=== Do this ===
Copy out all the records, word for word.

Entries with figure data

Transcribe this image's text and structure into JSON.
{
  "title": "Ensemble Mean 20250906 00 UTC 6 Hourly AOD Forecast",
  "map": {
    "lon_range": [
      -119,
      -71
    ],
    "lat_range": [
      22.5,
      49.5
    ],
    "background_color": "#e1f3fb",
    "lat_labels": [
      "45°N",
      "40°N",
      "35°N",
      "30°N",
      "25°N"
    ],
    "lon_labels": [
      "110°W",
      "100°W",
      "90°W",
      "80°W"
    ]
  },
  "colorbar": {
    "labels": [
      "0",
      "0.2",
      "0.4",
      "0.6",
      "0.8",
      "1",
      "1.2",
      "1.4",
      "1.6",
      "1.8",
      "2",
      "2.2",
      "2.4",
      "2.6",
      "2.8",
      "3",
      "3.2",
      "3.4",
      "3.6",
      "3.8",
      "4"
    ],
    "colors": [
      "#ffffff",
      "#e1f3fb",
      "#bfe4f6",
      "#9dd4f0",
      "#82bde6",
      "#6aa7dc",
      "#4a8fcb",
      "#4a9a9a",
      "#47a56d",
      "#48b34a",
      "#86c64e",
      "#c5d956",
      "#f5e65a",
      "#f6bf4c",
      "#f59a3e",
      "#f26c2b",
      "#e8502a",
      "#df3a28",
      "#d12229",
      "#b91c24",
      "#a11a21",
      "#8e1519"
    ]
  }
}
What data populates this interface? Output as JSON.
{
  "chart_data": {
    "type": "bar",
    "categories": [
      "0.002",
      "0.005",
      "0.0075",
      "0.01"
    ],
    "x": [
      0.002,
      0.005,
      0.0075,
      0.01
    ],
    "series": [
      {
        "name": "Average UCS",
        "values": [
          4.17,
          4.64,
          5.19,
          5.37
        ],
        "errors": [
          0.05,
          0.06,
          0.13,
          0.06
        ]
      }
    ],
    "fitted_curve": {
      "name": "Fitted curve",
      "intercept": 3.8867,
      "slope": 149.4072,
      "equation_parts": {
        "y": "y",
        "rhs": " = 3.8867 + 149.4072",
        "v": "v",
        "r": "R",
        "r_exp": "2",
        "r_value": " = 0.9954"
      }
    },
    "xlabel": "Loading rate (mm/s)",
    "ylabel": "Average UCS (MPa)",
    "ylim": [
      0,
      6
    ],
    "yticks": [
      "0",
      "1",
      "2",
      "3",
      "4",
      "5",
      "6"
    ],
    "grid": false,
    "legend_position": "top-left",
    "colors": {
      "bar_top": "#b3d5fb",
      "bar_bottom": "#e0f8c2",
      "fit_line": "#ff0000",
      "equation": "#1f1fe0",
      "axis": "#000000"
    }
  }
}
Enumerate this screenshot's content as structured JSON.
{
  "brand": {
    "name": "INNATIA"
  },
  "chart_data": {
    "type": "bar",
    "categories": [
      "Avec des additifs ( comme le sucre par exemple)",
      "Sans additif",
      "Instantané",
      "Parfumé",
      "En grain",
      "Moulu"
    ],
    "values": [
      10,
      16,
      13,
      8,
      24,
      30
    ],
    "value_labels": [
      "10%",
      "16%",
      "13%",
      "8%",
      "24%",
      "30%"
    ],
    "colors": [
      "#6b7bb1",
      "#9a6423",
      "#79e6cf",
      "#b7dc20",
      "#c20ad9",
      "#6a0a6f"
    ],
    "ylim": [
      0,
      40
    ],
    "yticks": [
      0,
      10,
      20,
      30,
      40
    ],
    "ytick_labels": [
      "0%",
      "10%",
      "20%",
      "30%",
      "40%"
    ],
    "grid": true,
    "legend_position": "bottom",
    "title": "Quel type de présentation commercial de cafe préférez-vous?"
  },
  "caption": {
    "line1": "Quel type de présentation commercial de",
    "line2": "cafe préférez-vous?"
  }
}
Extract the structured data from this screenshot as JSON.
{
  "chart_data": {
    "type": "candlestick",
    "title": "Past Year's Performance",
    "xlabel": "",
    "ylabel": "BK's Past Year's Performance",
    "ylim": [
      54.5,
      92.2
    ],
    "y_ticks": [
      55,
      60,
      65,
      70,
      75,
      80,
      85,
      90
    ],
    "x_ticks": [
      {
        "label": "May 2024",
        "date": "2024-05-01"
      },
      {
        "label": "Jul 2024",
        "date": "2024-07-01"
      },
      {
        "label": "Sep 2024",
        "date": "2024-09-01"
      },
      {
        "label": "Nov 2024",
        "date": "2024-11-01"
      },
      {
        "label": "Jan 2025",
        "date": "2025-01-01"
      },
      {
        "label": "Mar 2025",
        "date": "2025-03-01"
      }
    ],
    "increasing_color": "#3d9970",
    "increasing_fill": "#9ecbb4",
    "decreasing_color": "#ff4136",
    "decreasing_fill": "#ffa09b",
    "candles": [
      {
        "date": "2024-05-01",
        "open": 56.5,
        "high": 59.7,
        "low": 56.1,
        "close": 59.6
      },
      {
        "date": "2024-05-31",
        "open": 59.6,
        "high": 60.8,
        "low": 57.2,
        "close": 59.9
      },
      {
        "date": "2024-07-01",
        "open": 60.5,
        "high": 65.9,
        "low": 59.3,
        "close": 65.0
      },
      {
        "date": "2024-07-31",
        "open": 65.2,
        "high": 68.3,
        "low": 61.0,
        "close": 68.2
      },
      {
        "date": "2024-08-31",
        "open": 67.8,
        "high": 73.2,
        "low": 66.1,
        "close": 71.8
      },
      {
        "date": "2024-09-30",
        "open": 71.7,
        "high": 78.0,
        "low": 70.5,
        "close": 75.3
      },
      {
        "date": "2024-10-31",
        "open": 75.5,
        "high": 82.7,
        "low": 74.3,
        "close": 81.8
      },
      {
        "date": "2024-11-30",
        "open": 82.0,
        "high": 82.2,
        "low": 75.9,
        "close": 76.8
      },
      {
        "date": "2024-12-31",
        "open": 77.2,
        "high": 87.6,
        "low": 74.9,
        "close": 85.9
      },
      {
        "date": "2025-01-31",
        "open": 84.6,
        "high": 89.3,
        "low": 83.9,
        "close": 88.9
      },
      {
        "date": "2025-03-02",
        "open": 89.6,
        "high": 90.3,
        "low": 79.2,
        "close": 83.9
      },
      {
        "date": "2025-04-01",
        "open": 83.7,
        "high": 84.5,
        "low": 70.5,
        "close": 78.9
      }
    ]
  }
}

=== Written response ===
Transcribe this image's text and structure into JSON.
{
  "title": "Ensemble Mean 20250906 00 UTC 6 Hourly AOD Forecast",
  "map": {
    "lon_range": [
      -119,
      -71
    ],
    "lat_range": [
      22.5,
      49.5
    ],
    "background_color": "#e1f3fb",
    "lat_labels": [
      "45°N",
      "40°N",
      "35°N",
      "30°N",
      "25°N"
    ],
    "lon_labels": [
      "110°W",
      "100°W",
      "90°W",
      "80°W"
    ]
  },
  "colorbar": {
    "labels": [
      "0",
      "0.2",
      "0.4",
      "0.6",
      "0.8",
      "1",
      "1.2",
      "1.4",
      "1.6",
      "1.8",
      "2",
      "2.2",
      "2.4",
      "2.6",
      "2.8",
      "3",
      "3.2",
      "3.4",
      "3.6",
      "3.8",
      "4"
    ],
    "colors": [
      "#ffffff",
      "#e1f3fb",
      "#bfe4f6",
      "#9dd4f0",
      "#82bde6",
      "#6aa7dc",
      "#4a8fcb",
      "#4a9a9a",
      "#47a56d",
      "#48b34a",
      "#86c64e",
      "#c5d956",
      "#f5e65a",
      "#f6bf4c",
      "#f59a3e",
      "#f26c2b",
      "#e8502a",
      "#df3a28",
      "#d12229",
      "#b91c24",
      "#a11a21",
      "#8e1519"
    ]
  }
}
What data populates this interface? Output as JSON.
{
  "chart_data": {
    "type": "bar",
    "categories": [
      "0.002",
      "0.005",
      "0.0075",
      "0.01"
    ],
    "x": [
      0.002,
      0.005,
      0.0075,
      0.01
    ],
    "series": [
      {
        "name": "Average UCS",
        "values": [
          4.17,
          4.64,
          5.19,
          5.37
        ],
        "errors": [
          0.05,
          0.06,
          0.13,
          0.06
        ]
      }
    ],
    "fitted_curve": {
      "name": "Fitted curve",
      "intercept": 3.8867,
      "slope": 149.4072,
      "equation_parts": {
        "y": "y",
        "rhs": " = 3.8867 + 149.4072",
        "v": "v",
        "r": "R",
        "r_exp": "2",
        "r_value": " = 0.9954"
      }
    },
    "xlabel": "Loading rate (mm/s)",
    "ylabel": "Average UCS (MPa)",
    "ylim": [
      0,
      6
    ],
    "yticks": [
      "0",
      "1",
      "2",
      "3",
      "4",
      "5",
      "6"
    ],
    "grid": false,
    "legend_position": "top-left",
    "colors": {
      "bar_top": "#b3d5fb",
      "bar_bottom": "#e0f8c2",
      "fit_line": "#ff0000",
      "equation": "#1f1fe0",
      "axis": "#000000"
    }
  }
}
Enumerate this screenshot's content as structured JSON.
{
  "brand": {
    "name": "INNATIA"
  },
  "chart_data": {
    "type": "bar",
    "categories": [
      "Avec des additifs ( comme le sucre par exemple)",
      "Sans additif",
      "Instantané",
      "Parfumé",
      "En grain",
      "Moulu"
    ],
    "values": [
      10,
      16,
      13,
      8,
      24,
      30
    ],
    "value_labels": [
      "10%",
      "16%",
      "13%",
      "8%",
      "24%",
      "30%"
    ],
    "colors": [
      "#6b7bb1",
      "#9a6423",
      "#79e6cf",
      "#b7dc20",
      "#c20ad9",
      "#6a0a6f"
    ],
    "ylim": [
      0,
      40
    ],
    "yticks": [
      0,
      10,
      20,
      30,
      40
    ],
    "ytick_labels": [
      "0%",
      "10%",
      "20%",
      "30%",
      "40%"
    ],
    "grid": true,
    "legend_position": "bottom",
    "title": "Quel type de présentation commercial de cafe préférez-vous?"
  },
  "caption": {
    "line1": "Quel type de présentation commercial de",
    "line2": "cafe préférez-vous?"
  }
}
Extract the structured data from this screenshot as JSON.
{
  "chart_data": {
    "type": "candlestick",
    "title": "Past Year's Performance",
    "xlabel": "",
    "ylabel": "BK's Past Year's Performance",
    "ylim": [
      54.5,
      92.2
    ],
    "y_ticks": [
      55,
      60,
      65,
      70,
      75,
      80,
      85,
      90
    ],
    "x_ticks": [
      {
        "label": "May 2024",
        "date": "2024-05-01"
      },
      {
        "label": "Jul 2024",
        "date": "2024-07-01"
      },
      {
        "label": "Sep 2024",
        "date": "2024-09-01"
      },
      {
        "label": "Nov 2024",
        "date": "2024-11-01"
      },
      {
        "label": "Jan 2025",
        "date": "2025-01-01"
      },
      {
        "label": "Mar 2025",
        "date": "2025-03-01"
      }
    ],
    "increasing_color": "#3d9970",
    "increasing_fill": "#9ecbb4",
    "decreasing_color": "#ff4136",
    "decreasing_fill": "#ffa09b",
    "candles": [
      {
        "date": "2024-05-01",
        "open": 56.5,
        "high": 59.7,
        "low": 56.1,
        "close": 59.6
      },
      {
        "date": "2024-05-31",
        "open": 59.6,
        "high": 60.8,
        "low": 57.2,
        "close": 59.9
      },
      {
        "date": "2024-07-01",
        "open": 60.5,
        "high": 65.9,
        "low": 59.3,
        "close": 65.0
      },
      {
        "date": "2024-07-31",
        "open": 65.2,
        "high": 68.3,
        "low": 61.0,
        "close": 68.2
      },
      {
        "date": "2024-08-31",
        "open": 67.8,
        "high": 73.2,
        "low": 66.1,
        "close": 71.8
      },
      {
        "date": "2024-09-30",
        "open": 71.7,
        "high": 78.0,
        "low": 70.5,
        "close": 75.3
      },
      {
        "date": "2024-10-31",
        "open": 75.5,
        "high": 82.7,
        "low": 74.3,
        "close": 81.8
      },
      {
        "date": "2024-11-30",
        "open": 82.0,
        "high": 82.2,
        "low": 75.9,
        "close": 76.8
      },
      {
        "date": "2024-12-31",
        "open": 77.2,
        "high": 87.6,
        "low": 74.9,
        "close": 85.9
      },
      {
        "date": "2025-01-31",
        "open": 84.6,
        "high": 89.3,
        "low": 83.9,
        "close": 88.9
      },
      {
        "date": "2025-03-02",
        "open": 89.6,
        "high": 90.3,
        "low": 79.2,
        "close": 83.9
      },
      {
        "date": "2025-04-01",
        "open": 83.7,
        "high": 84.5,
        "low": 70.5,
        "close": 78.9
      }
    ]
  }
}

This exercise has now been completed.